**Dataset content:**
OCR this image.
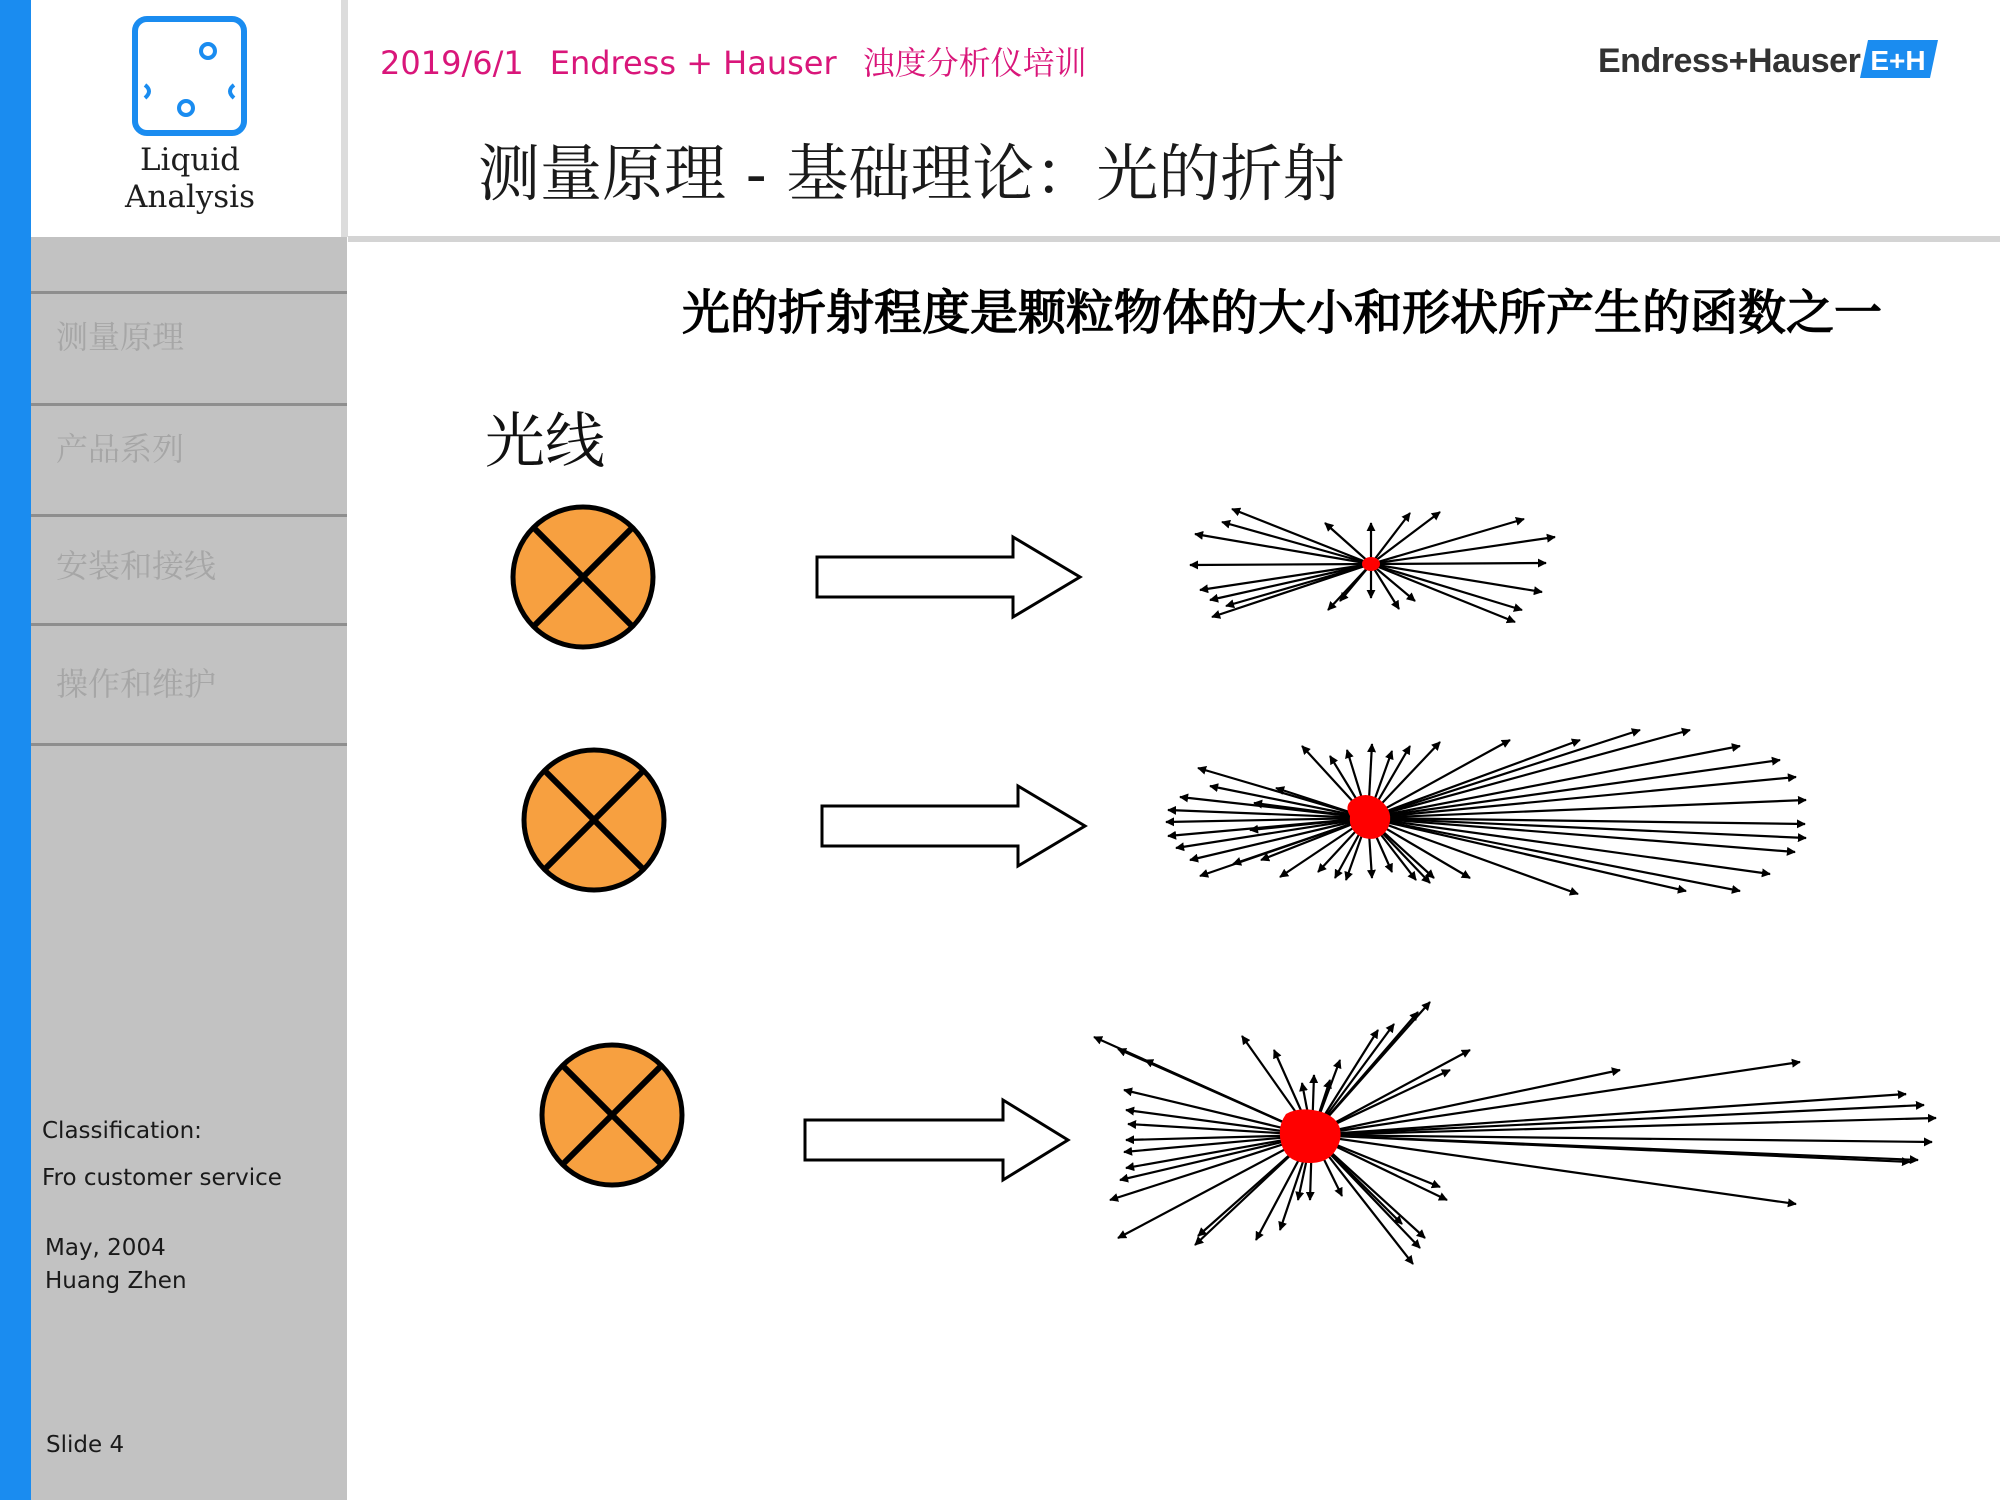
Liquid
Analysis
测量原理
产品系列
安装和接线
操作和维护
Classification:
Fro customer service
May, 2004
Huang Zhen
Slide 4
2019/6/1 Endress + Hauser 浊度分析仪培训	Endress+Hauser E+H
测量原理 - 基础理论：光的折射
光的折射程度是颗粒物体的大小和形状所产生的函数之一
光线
---
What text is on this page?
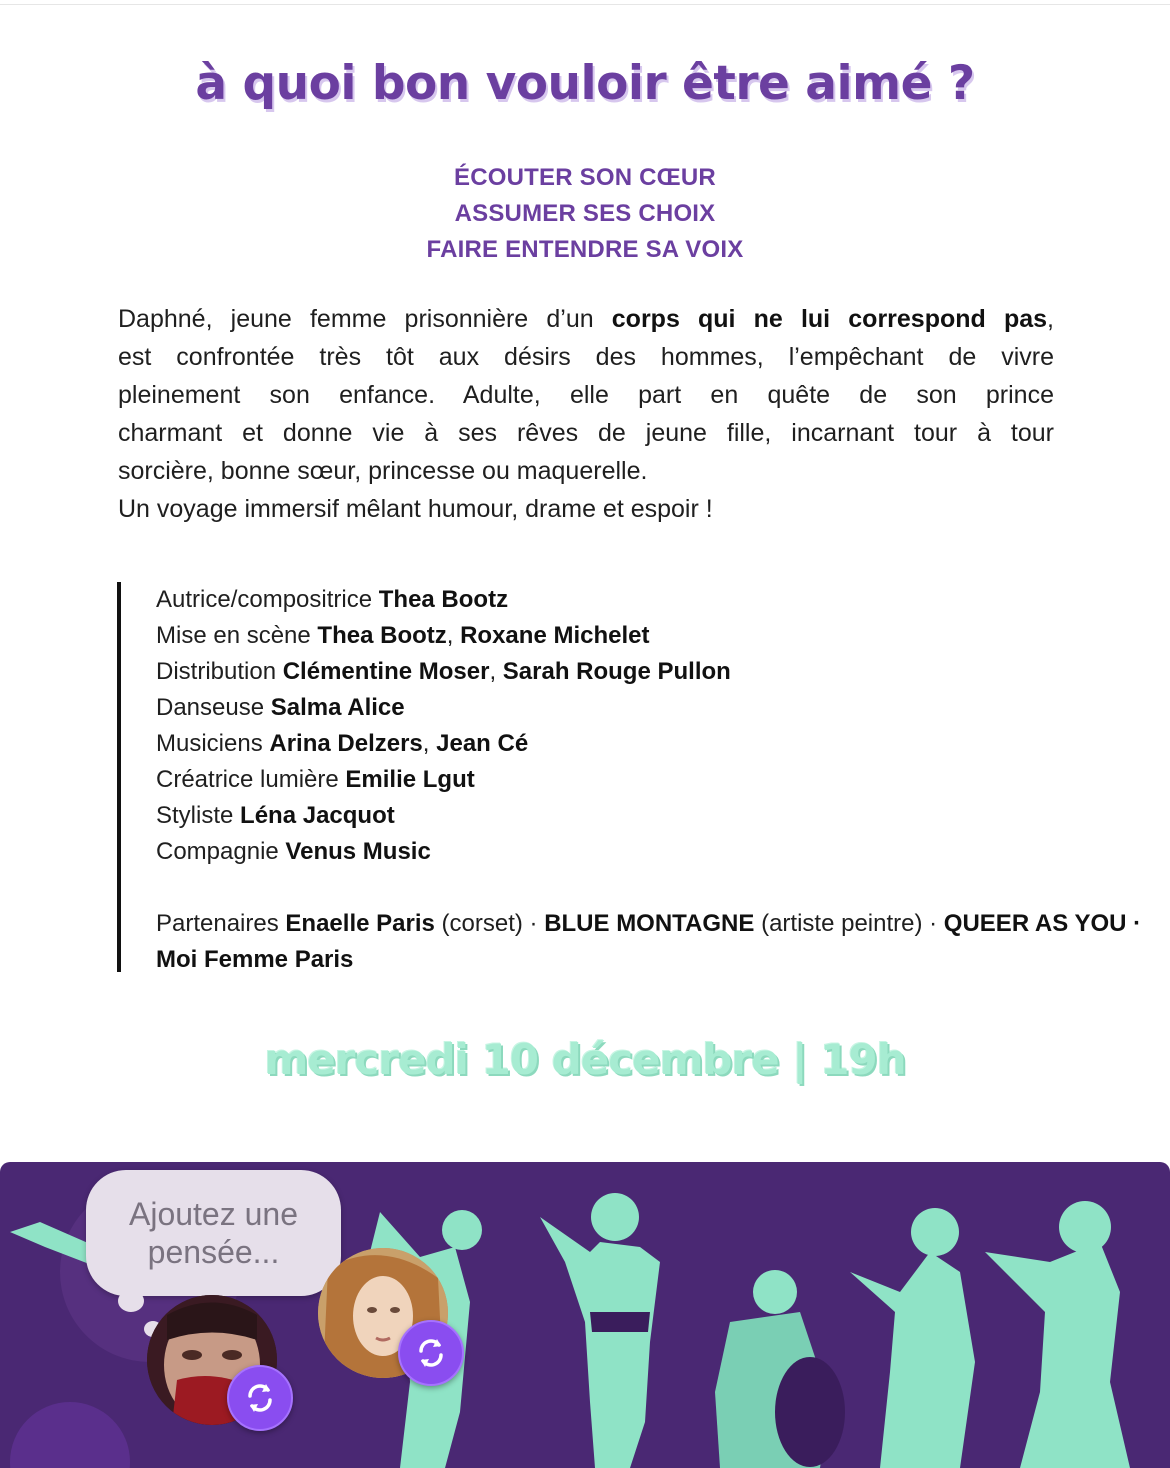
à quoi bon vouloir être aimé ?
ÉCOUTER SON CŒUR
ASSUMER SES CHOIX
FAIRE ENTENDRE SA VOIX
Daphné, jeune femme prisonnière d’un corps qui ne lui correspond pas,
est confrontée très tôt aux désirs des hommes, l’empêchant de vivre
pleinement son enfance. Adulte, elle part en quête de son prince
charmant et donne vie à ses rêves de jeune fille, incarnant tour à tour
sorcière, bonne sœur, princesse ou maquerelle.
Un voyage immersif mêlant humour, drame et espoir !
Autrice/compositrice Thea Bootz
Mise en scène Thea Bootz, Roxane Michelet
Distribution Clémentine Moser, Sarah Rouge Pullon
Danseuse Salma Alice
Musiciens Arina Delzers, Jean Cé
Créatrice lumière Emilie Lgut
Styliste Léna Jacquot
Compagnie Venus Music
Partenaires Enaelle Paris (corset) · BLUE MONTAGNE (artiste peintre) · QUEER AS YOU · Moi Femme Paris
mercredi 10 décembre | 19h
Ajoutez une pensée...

**What you have to do:**
The answer should be a single number: the count of lines in the data that include the string "this".

**The output:**
2